- Exercise -
Copy each line exactly. Drop every picture.

- Supplied records -
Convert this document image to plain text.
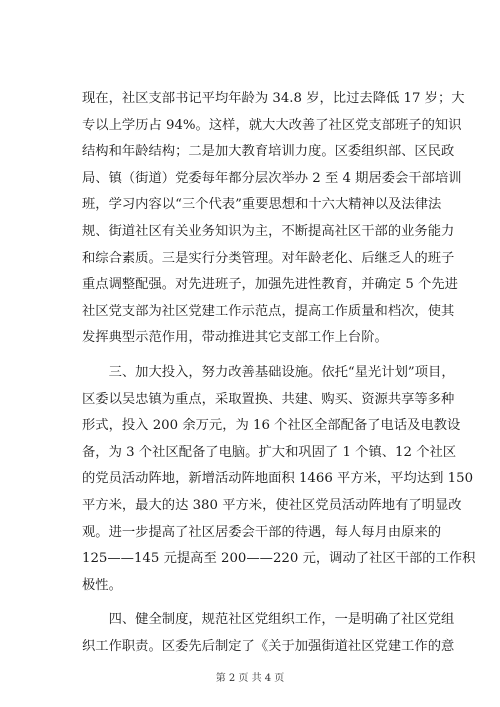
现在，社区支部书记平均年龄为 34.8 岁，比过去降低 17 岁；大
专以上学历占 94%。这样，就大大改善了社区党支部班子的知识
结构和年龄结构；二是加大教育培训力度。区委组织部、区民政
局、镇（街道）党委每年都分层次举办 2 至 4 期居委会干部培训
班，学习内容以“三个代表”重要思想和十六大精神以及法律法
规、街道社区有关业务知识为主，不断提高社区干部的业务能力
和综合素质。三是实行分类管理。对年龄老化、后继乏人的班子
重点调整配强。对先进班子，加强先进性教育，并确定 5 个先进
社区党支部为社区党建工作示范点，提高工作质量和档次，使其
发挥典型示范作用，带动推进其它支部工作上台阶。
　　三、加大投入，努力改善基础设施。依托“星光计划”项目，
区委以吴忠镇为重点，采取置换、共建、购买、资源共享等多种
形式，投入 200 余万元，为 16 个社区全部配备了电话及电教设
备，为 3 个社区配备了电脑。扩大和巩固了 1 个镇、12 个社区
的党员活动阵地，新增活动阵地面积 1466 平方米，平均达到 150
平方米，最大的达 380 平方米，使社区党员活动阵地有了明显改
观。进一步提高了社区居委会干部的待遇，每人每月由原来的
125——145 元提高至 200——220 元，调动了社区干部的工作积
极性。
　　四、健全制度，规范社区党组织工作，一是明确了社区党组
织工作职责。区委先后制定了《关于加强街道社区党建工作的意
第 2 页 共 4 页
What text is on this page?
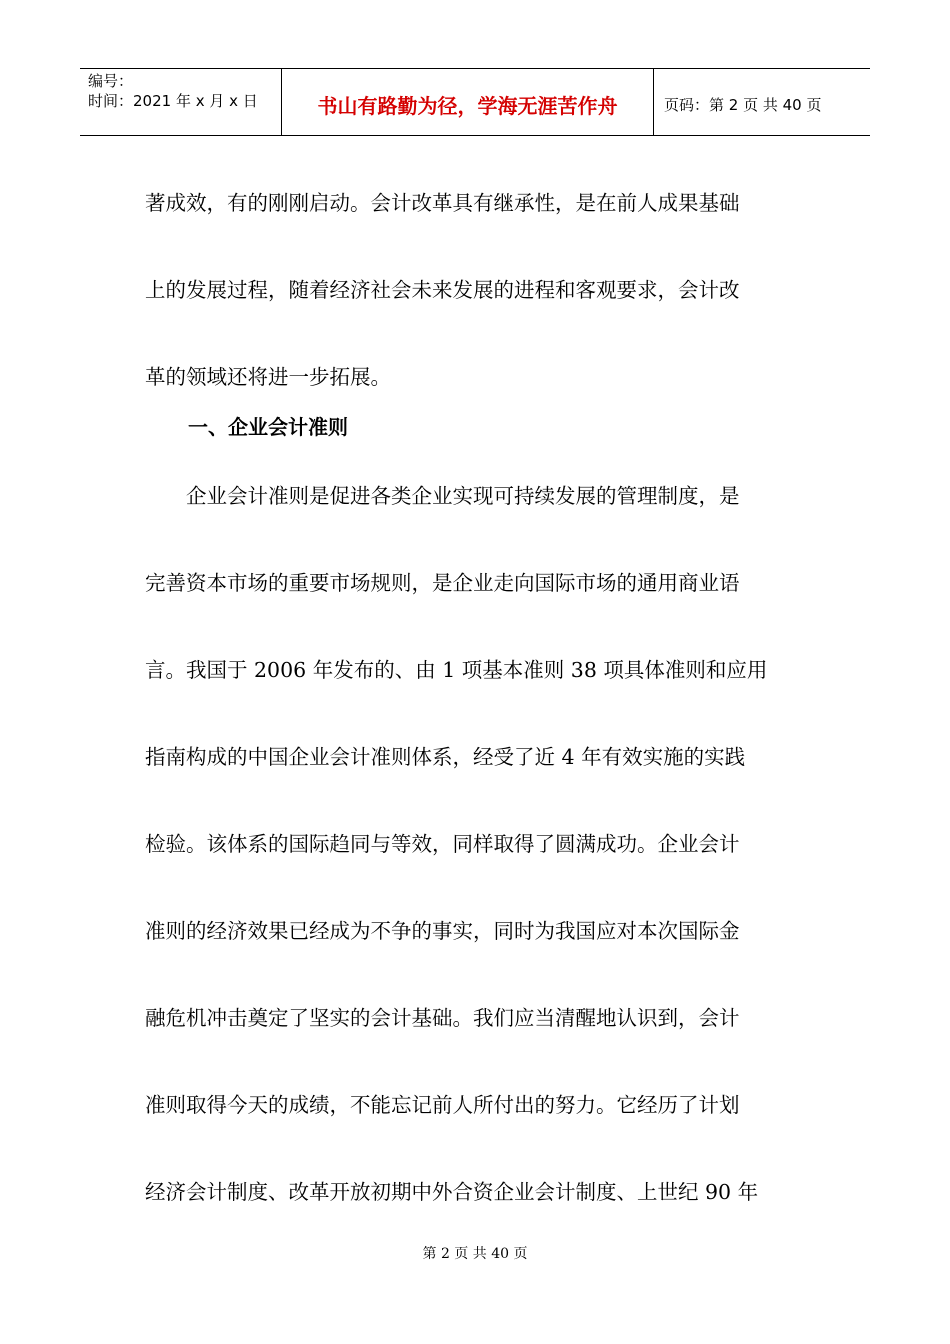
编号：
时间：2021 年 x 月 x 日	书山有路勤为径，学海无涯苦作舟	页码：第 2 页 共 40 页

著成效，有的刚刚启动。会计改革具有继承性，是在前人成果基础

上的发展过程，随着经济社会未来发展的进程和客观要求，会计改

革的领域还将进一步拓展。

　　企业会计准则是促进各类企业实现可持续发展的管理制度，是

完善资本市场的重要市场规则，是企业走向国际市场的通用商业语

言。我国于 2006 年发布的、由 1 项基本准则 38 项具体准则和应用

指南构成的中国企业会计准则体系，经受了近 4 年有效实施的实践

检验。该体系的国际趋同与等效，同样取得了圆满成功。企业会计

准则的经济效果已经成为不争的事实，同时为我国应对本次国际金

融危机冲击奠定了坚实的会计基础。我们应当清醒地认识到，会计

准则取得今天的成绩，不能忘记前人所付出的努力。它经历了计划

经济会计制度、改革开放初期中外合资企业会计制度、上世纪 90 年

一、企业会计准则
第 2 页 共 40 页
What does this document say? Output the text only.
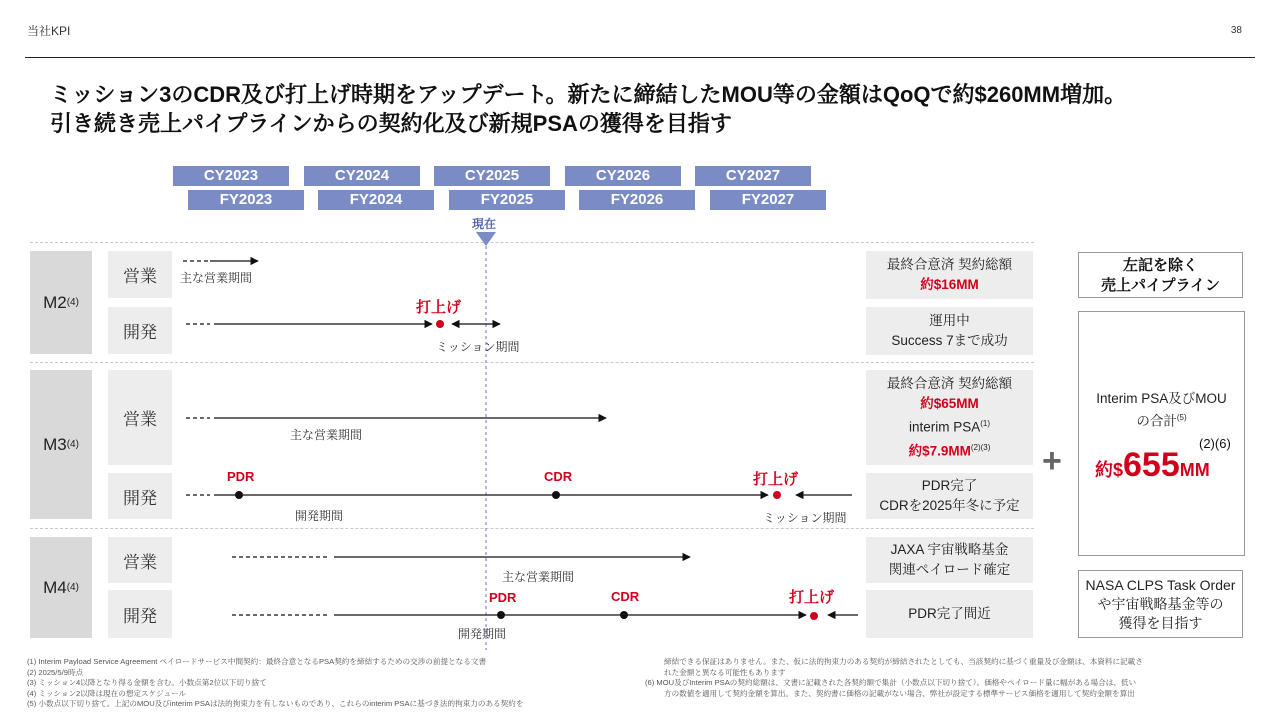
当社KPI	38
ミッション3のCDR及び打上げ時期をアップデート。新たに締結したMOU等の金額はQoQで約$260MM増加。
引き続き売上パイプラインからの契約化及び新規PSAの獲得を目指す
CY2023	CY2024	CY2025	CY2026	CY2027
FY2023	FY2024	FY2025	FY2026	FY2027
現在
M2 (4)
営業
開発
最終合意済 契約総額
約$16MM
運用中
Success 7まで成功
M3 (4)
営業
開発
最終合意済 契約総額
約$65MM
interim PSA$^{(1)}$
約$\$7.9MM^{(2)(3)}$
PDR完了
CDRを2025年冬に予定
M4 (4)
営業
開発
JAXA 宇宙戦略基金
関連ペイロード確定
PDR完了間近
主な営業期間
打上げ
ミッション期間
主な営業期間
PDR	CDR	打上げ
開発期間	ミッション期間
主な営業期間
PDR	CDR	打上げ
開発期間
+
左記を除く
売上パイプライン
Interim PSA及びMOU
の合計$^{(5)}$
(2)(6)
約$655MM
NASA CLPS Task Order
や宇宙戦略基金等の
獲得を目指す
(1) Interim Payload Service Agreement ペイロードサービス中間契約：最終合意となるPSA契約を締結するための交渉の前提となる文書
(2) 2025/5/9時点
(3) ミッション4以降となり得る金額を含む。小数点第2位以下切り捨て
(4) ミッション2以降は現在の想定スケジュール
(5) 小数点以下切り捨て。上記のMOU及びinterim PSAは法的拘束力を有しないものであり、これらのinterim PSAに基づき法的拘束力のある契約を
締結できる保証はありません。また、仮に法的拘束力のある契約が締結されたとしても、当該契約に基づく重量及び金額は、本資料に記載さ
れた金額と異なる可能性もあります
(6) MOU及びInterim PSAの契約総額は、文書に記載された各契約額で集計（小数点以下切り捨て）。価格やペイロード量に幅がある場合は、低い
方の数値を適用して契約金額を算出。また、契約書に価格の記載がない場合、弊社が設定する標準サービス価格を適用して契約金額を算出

- Result of the task -
Convert this document image to plain text.
现在，社区支部书记平均年龄为 34.8 岁，比过去降低 17 岁；大
专以上学历占 94%。这样，就大大改善了社区党支部班子的知识
结构和年龄结构；二是加大教育培训力度。区委组织部、区民政
局、镇（街道）党委每年都分层次举办 2 至 4 期居委会干部培训
班，学习内容以“三个代表”重要思想和十六大精神以及法律法
规、街道社区有关业务知识为主，不断提高社区干部的业务能力
和综合素质。三是实行分类管理。对年龄老化、后继乏人的班子
重点调整配强。对先进班子，加强先进性教育，并确定 5 个先进
社区党支部为社区党建工作示范点，提高工作质量和档次，使其
发挥典型示范作用，带动推进其它支部工作上台阶。
　　三、加大投入，努力改善基础设施。依托“星光计划”项目，
区委以吴忠镇为重点，采取置换、共建、购买、资源共享等多种
形式，投入 200 余万元，为 16 个社区全部配备了电话及电教设
备，为 3 个社区配备了电脑。扩大和巩固了 1 个镇、12 个社区
的党员活动阵地，新增活动阵地面积 1466 平方米，平均达到 150
平方米，最大的达 380 平方米，使社区党员活动阵地有了明显改
观。进一步提高了社区居委会干部的待遇，每人每月由原来的
125——145 元提高至 200——220 元，调动了社区干部的工作积
极性。
　　四、健全制度，规范社区党组织工作，一是明确了社区党组
织工作职责。区委先后制定了《关于加强街道社区党建工作的意
第 2 页 共 4 页
What text is on this page?
编号：
时间：2021 年 x 月 x 日	书山有路勤为径，学海无涯苦作舟	页码：第 2 页 共 40 页

著成效，有的刚刚启动。会计改革具有继承性，是在前人成果基础

上的发展过程，随着经济社会未来发展的进程和客观要求，会计改

革的领域还将进一步拓展。

　　企业会计准则是促进各类企业实现可持续发展的管理制度，是

完善资本市场的重要市场规则，是企业走向国际市场的通用商业语

言。我国于 2006 年发布的、由 1 项基本准则 38 项具体准则和应用

指南构成的中国企业会计准则体系，经受了近 4 年有效实施的实践

检验。该体系的国际趋同与等效，同样取得了圆满成功。企业会计

准则的经济效果已经成为不争的事实，同时为我国应对本次国际金

融危机冲击奠定了坚实的会计基础。我们应当清醒地认识到，会计

准则取得今天的成绩，不能忘记前人所付出的努力。它经历了计划

经济会计制度、改革开放初期中外合资企业会计制度、上世纪 90 年

一、企业会计准则
第 2 页 共 40 页
What does this document say? Output the text only.
当社KPI	38
ミッション3のCDR及び打上げ時期をアップデート。新たに締結したMOU等の金額はQoQで約$260MM増加。
引き続き売上パイプラインからの契約化及び新規PSAの獲得を目指す
CY2023	CY2024	CY2025	CY2026	CY2027
FY2023	FY2024	FY2025	FY2026	FY2027
現在
M2 (4)
営業
開発
最終合意済 契約総額
約$16MM
運用中
Success 7まで成功
M3 (4)
営業
開発
最終合意済 契約総額
約$65MM
interim PSA$^{(1)}$
約$\$7.9MM^{(2)(3)}$
PDR完了
CDRを2025年冬に予定
M4 (4)
営業
開発
JAXA 宇宙戦略基金
関連ペイロード確定
PDR完了間近
主な営業期間
打上げ
ミッション期間
主な営業期間
PDR	CDR	打上げ
開発期間	ミッション期間
主な営業期間
PDR	CDR	打上げ
開発期間
+
左記を除く
売上パイプライン
Interim PSA及びMOU
の合計$^{(5)}$
(2)(6)
約$655MM
NASA CLPS Task Order
や宇宙戦略基金等の
獲得を目指す
(1) Interim Payload Service Agreement ペイロードサービス中間契約：最終合意となるPSA契約を締結するための交渉の前提となる文書
(2) 2025/5/9時点
(3) ミッション4以降となり得る金額を含む。小数点第2位以下切り捨て
(4) ミッション2以降は現在の想定スケジュール
(5) 小数点以下切り捨て。上記のMOU及びinterim PSAは法的拘束力を有しないものであり、これらのinterim PSAに基づき法的拘束力のある契約を
締結できる保証はありません。また、仮に法的拘束力のある契約が締結されたとしても、当該契約に基づく重量及び金額は、本資料に記載さ
れた金額と異なる可能性もあります
(6) MOU及びInterim PSAの契約総額は、文書に記載された各契約額で集計（小数点以下切り捨て）。価格やペイロード量に幅がある場合は、低い
方の数値を適用して契約金額を算出。また、契約書に価格の記載がない場合、弊社が設定する標準サービス価格を適用して契約金額を算出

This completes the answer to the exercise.